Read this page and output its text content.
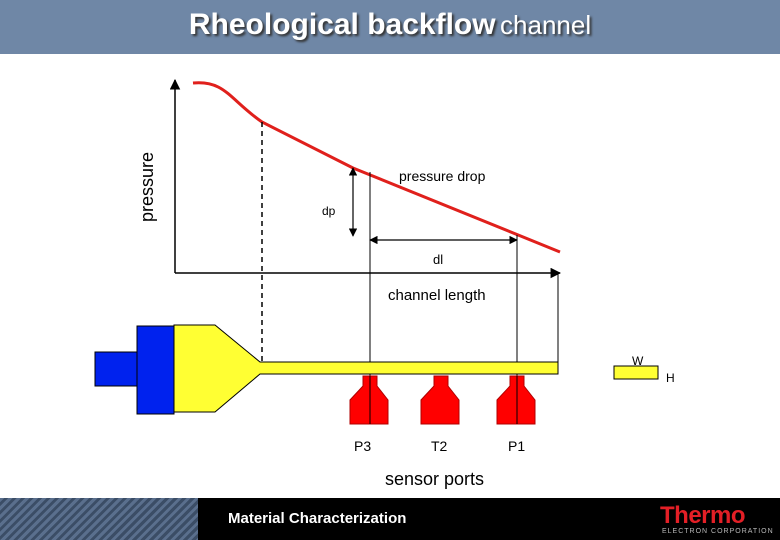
Rheological backflow channel
pressure	pressure drop
dp
dl
channel length
W
H
P3	T2	P1
sensor ports
Material Characterization	Thermo
ELECTRON CORPORATION
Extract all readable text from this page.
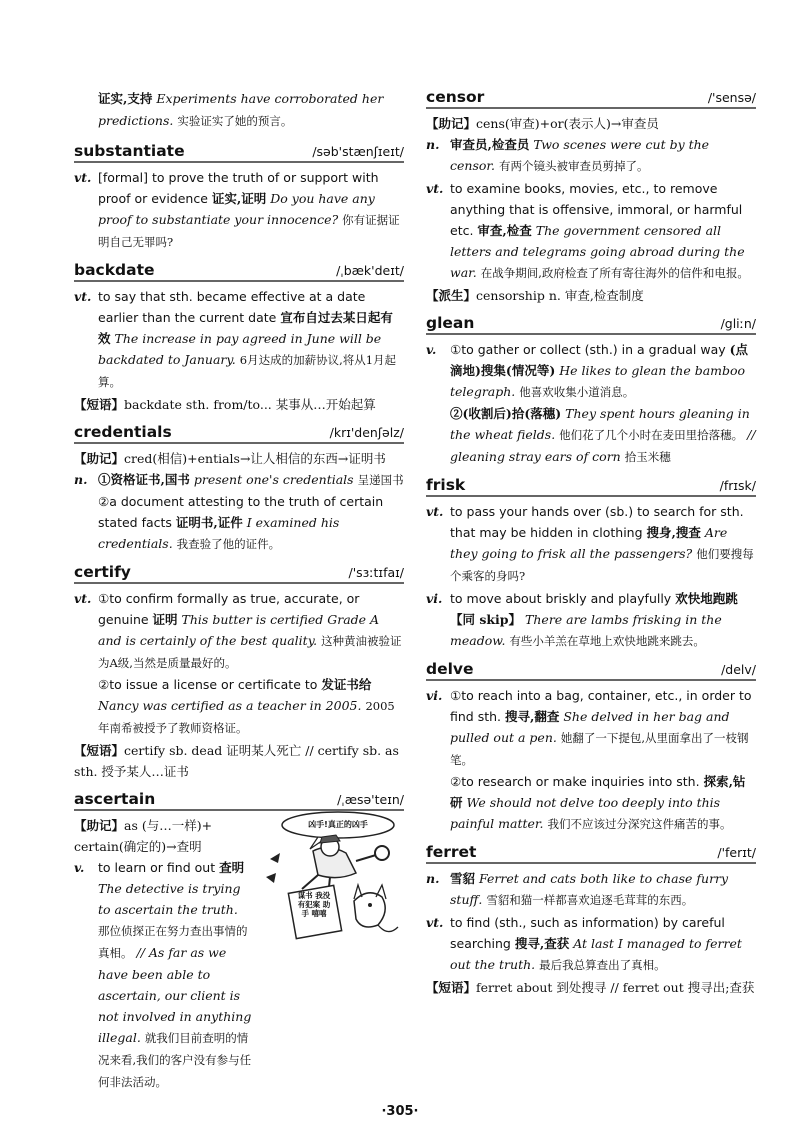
证实,支持 Experiments have corroborated her predictions. 实验证实了她的预言。
substantiate	/səb'stænʃɪeɪt/
vt. [formal] to prove the truth of or support with proof or evidence 证实,证明 Do you have any proof to substantiate your innocence? 你有证据证明自己无罪吗?
backdate	/ˌbæk'deɪt/
vt. to say that sth. became effective at a date earlier than the current date 宣布自过去某日起有效 The increase in pay agreed in June will be backdated to January. 6月达成的加薪协议,将从1月起算。
【短语】backdate sth. from/to... 某事从…开始起算
credentials	/krɪ'denʃəlz/
【助记】cred(相信)+entials→让人相信的东西→证明书
n. ①资格证书,国书 present one's credentials 呈递国书
②a document attesting to the truth of certain stated facts 证明书,证件 I examined his credentials. 我查验了他的证件。
certify	/'sɜːtɪfaɪ/
vt. ①to confirm formally as true, accurate, or genuine 证明 This butter is certified Grade A and is certainly of the best quality. 这种黄油被验证为A级,当然是质量最好的。
②to issue a license or certificate to 发证书给 Nancy was certified as a teacher in 2005. 2005年南希被授予了教师资格证。
【短语】certify sb. dead 证明某人死亡 // certify sb. as sth. 授予某人…证书
ascertain	/ˌæsə'teɪn/
凶手!真正的凶手
谋书 我没有犯案 助手 嘻嘻
【助记】as (与…一样)+ certain(确定的)→查明
v.	to learn or find out 查明 The detective is trying to ascertain the truth. 那位侦探正在努力查出事情的真相。 // As far as we have been able to ascertain, our client is not involved in anything illegal. 就我们目前查明的情况来看,我们的客户没有参与任何非法活动。
censor	/'sensə/
【助记】cens(审查)+or(表示人)→审查员
n. 审查员,检查员 Two scenes were cut by the censor. 有两个镜头被审查员剪掉了。
vt. to examine books, movies, etc., to remove anything that is offensive, immoral, or harmful etc. 审查,检查 The government censored all letters and telegrams going abroad during the war. 在战争期间,政府检查了所有寄往海外的信件和电报。
【派生】censorship n. 审查,检查制度
glean	/gliːn/
v.	①to gather or collect (sth.) in a gradual way (点滴地)搜集(情况等) He likes to glean the bamboo telegraph. 他喜欢收集小道消息。
②(收割后)拾(落穗) They spent hours gleaning in the wheat fields. 他们花了几个小时在麦田里拾落穗。 // gleaning stray ears of corn 拾玉米穗
frisk	/frɪsk/
vt. to pass your hands over (sb.) to search for sth. that may be hidden in clothing 搜身,搜查 Are they going to frisk all the passengers? 他们要搜每个乘客的身吗?
vi. to move about briskly and playfully 欢快地跑跳【同 skip】 There are lambs frisking in the meadow. 有些小羊羔在草地上欢快地跳来跳去。
delve	/delv/
vi. ①to reach into a bag, container, etc., in order to find sth. 搜寻,翻查 She delved in her bag and pulled out a pen. 她翻了一下提包,从里面拿出了一枝钢笔。
②to research or make inquiries into sth. 探索,钻研 We should not delve too deeply into this painful matter. 我们不应该过分深究这件痛苦的事。
ferret	/'ferɪt/
n. 雪貂 Ferret and cats both like to chase furry stuff. 雪貂和猫一样都喜欢追逐毛茸茸的东西。
vt. to find (sth., such as information) by careful searching 搜寻,查获 At last I managed to ferret out the truth. 最后我总算查出了真相。
【短语】ferret about 到处搜寻 // ferret out 搜寻出;查获
·305·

TASK GOAL
Give the number of lines containing the word "from". No other answer is needed.

ANSWER TO THE TASK
2